[TASK]:
Transcribe the listing below word for word.

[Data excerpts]
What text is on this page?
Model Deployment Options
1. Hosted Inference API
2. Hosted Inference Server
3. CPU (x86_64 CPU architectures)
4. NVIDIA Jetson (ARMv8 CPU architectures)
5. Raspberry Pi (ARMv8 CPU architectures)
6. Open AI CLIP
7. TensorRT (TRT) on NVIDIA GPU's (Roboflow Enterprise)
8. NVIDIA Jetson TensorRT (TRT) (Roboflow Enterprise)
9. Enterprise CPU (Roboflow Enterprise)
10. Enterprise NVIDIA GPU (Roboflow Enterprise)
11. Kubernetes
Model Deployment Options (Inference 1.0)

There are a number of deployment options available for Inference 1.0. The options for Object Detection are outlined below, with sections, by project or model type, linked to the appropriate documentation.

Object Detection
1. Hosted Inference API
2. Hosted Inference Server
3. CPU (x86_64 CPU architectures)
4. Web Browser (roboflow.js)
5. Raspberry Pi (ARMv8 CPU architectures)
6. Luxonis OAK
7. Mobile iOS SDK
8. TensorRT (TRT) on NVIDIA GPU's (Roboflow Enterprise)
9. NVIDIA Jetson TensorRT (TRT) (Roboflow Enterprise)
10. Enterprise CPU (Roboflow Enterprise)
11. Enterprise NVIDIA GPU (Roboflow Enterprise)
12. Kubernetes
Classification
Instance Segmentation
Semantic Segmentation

[RESULT FOR THIS EXERCISE]:
What text is on this page?
Model Deployment Options
1. Hosted Inference API
2. Hosted Inference Server
3. CPU (x86_64 CPU architectures)
4. NVIDIA Jetson (ARMv8 CPU architectures)
5. Raspberry Pi (ARMv8 CPU architectures)
6. Open AI CLIP
7. TensorRT (TRT) on NVIDIA GPU's (Roboflow Enterprise)
8. NVIDIA Jetson TensorRT (TRT) (Roboflow Enterprise)
9. Enterprise CPU (Roboflow Enterprise)
10. Enterprise NVIDIA GPU (Roboflow Enterprise)
11. Kubernetes
Model Deployment Options (Inference 1.0)

There are a number of deployment options available for Inference 1.0. The options for Object Detection are outlined below, with sections, by project or model type, linked to the appropriate documentation.

Object Detection
1. Hosted Inference API
2. Hosted Inference Server
3. CPU (x86_64 CPU architectures)
4. Web Browser (roboflow.js)
5. Raspberry Pi (ARMv8 CPU architectures)
6. Luxonis OAK
7. Mobile iOS SDK
8. TensorRT (TRT) on NVIDIA GPU's (Roboflow Enterprise)
9. NVIDIA Jetson TensorRT (TRT) (Roboflow Enterprise)
10. Enterprise CPU (Roboflow Enterprise)
11. Enterprise NVIDIA GPU (Roboflow Enterprise)
12. Kubernetes
Classification
Instance Segmentation
Semantic Segmentation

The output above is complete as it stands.